§ Directive
Look through the data below and count each line where the word "Assindensis" appears. Reply with the count alone.

************

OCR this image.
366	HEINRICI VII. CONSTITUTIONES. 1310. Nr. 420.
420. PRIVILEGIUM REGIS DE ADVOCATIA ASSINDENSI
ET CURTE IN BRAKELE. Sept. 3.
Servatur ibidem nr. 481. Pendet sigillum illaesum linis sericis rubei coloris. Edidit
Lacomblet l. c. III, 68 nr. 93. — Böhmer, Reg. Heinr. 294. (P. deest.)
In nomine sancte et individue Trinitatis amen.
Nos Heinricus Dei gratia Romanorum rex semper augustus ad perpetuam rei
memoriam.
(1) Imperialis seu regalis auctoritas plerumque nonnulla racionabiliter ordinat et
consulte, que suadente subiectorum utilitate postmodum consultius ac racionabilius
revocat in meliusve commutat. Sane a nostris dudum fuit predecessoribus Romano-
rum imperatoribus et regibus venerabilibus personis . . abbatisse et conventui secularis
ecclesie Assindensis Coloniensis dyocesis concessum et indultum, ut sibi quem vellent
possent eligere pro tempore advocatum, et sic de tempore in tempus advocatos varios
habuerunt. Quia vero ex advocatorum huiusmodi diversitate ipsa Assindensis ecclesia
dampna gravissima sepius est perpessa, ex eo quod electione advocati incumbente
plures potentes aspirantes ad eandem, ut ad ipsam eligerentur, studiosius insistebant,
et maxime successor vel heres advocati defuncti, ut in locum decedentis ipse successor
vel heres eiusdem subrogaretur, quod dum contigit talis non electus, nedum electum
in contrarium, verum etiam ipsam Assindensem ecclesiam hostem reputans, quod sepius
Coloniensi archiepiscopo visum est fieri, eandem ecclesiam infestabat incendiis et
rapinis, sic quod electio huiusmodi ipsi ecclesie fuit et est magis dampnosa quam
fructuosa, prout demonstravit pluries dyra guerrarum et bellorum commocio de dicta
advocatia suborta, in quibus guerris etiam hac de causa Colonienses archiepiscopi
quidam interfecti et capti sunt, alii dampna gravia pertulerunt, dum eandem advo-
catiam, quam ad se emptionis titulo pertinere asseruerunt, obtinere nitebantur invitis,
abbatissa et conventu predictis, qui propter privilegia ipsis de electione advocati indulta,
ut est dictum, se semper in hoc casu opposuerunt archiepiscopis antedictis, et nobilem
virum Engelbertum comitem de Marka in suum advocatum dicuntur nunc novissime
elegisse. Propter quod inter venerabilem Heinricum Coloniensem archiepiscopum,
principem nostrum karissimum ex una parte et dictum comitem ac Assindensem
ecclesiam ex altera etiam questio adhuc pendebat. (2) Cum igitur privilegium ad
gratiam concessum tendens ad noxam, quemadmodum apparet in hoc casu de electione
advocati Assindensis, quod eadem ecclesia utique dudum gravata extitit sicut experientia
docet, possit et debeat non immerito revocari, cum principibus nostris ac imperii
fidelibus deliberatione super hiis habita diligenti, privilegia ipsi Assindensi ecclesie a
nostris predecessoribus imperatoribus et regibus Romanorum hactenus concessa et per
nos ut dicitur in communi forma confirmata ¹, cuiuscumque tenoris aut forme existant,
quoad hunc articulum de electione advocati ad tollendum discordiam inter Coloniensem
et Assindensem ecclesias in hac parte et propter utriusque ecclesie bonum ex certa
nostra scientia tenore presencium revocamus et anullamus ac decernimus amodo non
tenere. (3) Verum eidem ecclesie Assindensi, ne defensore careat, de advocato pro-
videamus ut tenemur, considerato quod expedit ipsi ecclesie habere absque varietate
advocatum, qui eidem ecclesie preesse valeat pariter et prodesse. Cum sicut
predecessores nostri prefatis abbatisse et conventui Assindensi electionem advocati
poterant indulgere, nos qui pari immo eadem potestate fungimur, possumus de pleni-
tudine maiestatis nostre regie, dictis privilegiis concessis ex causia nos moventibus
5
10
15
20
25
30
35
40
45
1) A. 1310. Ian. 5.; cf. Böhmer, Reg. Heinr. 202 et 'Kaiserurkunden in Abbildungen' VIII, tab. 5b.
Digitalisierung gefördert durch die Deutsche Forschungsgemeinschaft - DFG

************

§ Final result
3